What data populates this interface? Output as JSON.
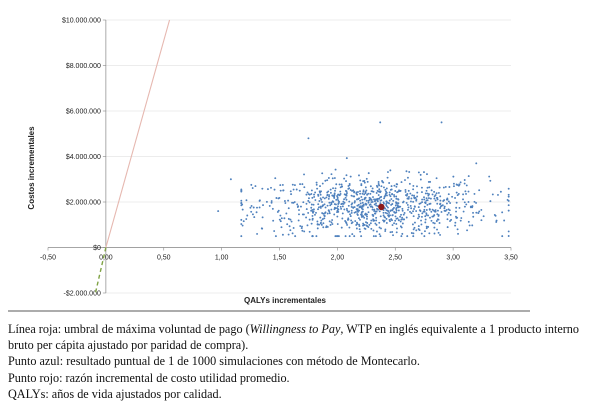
{
  "chart_data": {
    "type": "scatter",
    "xlabel": "QALYs incrementales",
    "ylabel": "Costos incrementales",
    "xlim": [
      -0.5,
      3.5
    ],
    "ylim": [
      -2000000,
      10000000
    ],
    "x_ticks": [
      -0.5,
      0,
      0.5,
      1,
      1.5,
      2,
      2.5,
      3,
      3.5
    ],
    "x_tick_labels": [
      "-0,50",
      "0,00",
      "0,50",
      "1,00",
      "1,50",
      "2,00",
      "2,50",
      "3,00",
      "3,50"
    ],
    "y_ticks": [
      -2000000,
      0,
      2000000,
      4000000,
      6000000,
      8000000,
      10000000
    ],
    "y_tick_labels": [
      "-$2.000.000",
      "$0",
      "$2.000.000",
      "$4.000.000",
      "$6.000.000",
      "$8.000.000",
      "$10.000.000"
    ],
    "grid": true,
    "series": [
      {
        "type": "line",
        "color": "#e6b8b0",
        "points": [
          [
            0,
            0
          ],
          [
            0.55,
            10000000
          ]
        ]
      },
      {
        "type": "scatter",
        "color": "#4f81bd",
        "point_count": 1000,
        "center": [
          2.3,
          1800000
        ],
        "x_range": [
          0.97,
          3.5
        ],
        "y_range": [
          500000,
          5500000
        ],
        "outliers": [
          [
            0.97,
            1600000
          ],
          [
            1.08,
            3000000
          ],
          [
            1.75,
            4800000
          ],
          [
            2.37,
            5500000
          ],
          [
            2.9,
            5500000
          ],
          [
            3.2,
            3700000
          ]
        ]
      },
      {
        "type": "point",
        "color": "#8b1a1a",
        "points": [
          [
            2.38,
            1780000
          ]
        ]
      },
      {
        "type": "line",
        "color": "#7fa344",
        "dash": true,
        "points": [
          [
            0,
            0
          ],
          [
            -0.09,
            -2000000
          ]
        ]
      }
    ]
  },
  "notes": [
    {
      "text_before": "Línea roja: umbral de máxima voluntad de pago (",
      "italic": "Willingness to Pay",
      "text_after": ", WTP en inglés equivalente a 1 producto interno bruto per cápita ajustado por paridad de compra)."
    },
    {
      "text": "Punto azul: resultado puntual de 1 de 1000 simulaciones con método de Montecarlo."
    },
    {
      "text": "Punto rojo: razón incremental de costo utilidad promedio."
    },
    {
      "text": "QALYs: años de vida ajustados por calidad."
    }
  ]
}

────────────────────────────────────────

» Set task: Leave out the pictures and give the rest of the records again exactly.

» Exercise solution:
What data populates this interface? Output as JSON.
{
  "chart_data": {
    "type": "scatter",
    "xlabel": "QALYs incrementales",
    "ylabel": "Costos incrementales",
    "xlim": [
      -0.5,
      3.5
    ],
    "ylim": [
      -2000000,
      10000000
    ],
    "x_ticks": [
      -0.5,
      0,
      0.5,
      1,
      1.5,
      2,
      2.5,
      3,
      3.5
    ],
    "x_tick_labels": [
      "-0,50",
      "0,00",
      "0,50",
      "1,00",
      "1,50",
      "2,00",
      "2,50",
      "3,00",
      "3,50"
    ],
    "y_ticks": [
      -2000000,
      0,
      2000000,
      4000000,
      6000000,
      8000000,
      10000000
    ],
    "y_tick_labels": [
      "-$2.000.000",
      "$0",
      "$2.000.000",
      "$4.000.000",
      "$6.000.000",
      "$8.000.000",
      "$10.000.000"
    ],
    "grid": true,
    "series": [
      {
        "type": "line",
        "color": "#e6b8b0",
        "points": [
          [
            0,
            0
          ],
          [
            0.55,
            10000000
          ]
        ]
      },
      {
        "type": "scatter",
        "color": "#4f81bd",
        "point_count": 1000,
        "center": [
          2.3,
          1800000
        ],
        "x_range": [
          0.97,
          3.5
        ],
        "y_range": [
          500000,
          5500000
        ],
        "outliers": [
          [
            0.97,
            1600000
          ],
          [
            1.08,
            3000000
          ],
          [
            1.75,
            4800000
          ],
          [
            2.37,
            5500000
          ],
          [
            2.9,
            5500000
          ],
          [
            3.2,
            3700000
          ]
        ]
      },
      {
        "type": "point",
        "color": "#8b1a1a",
        "points": [
          [
            2.38,
            1780000
          ]
        ]
      },
      {
        "type": "line",
        "color": "#7fa344",
        "dash": true,
        "points": [
          [
            0,
            0
          ],
          [
            -0.09,
            -2000000
          ]
        ]
      }
    ]
  },
  "notes": [
    {
      "text_before": "Línea roja: umbral de máxima voluntad de pago (",
      "italic": "Willingness to Pay",
      "text_after": ", WTP en inglés equivalente a 1 producto interno bruto per cápita ajustado por paridad de compra)."
    },
    {
      "text": "Punto azul: resultado puntual de 1 de 1000 simulaciones con método de Montecarlo."
    },
    {
      "text": "Punto rojo: razón incremental de costo utilidad promedio."
    },
    {
      "text": "QALYs: años de vida ajustados por calidad."
    }
  ]
}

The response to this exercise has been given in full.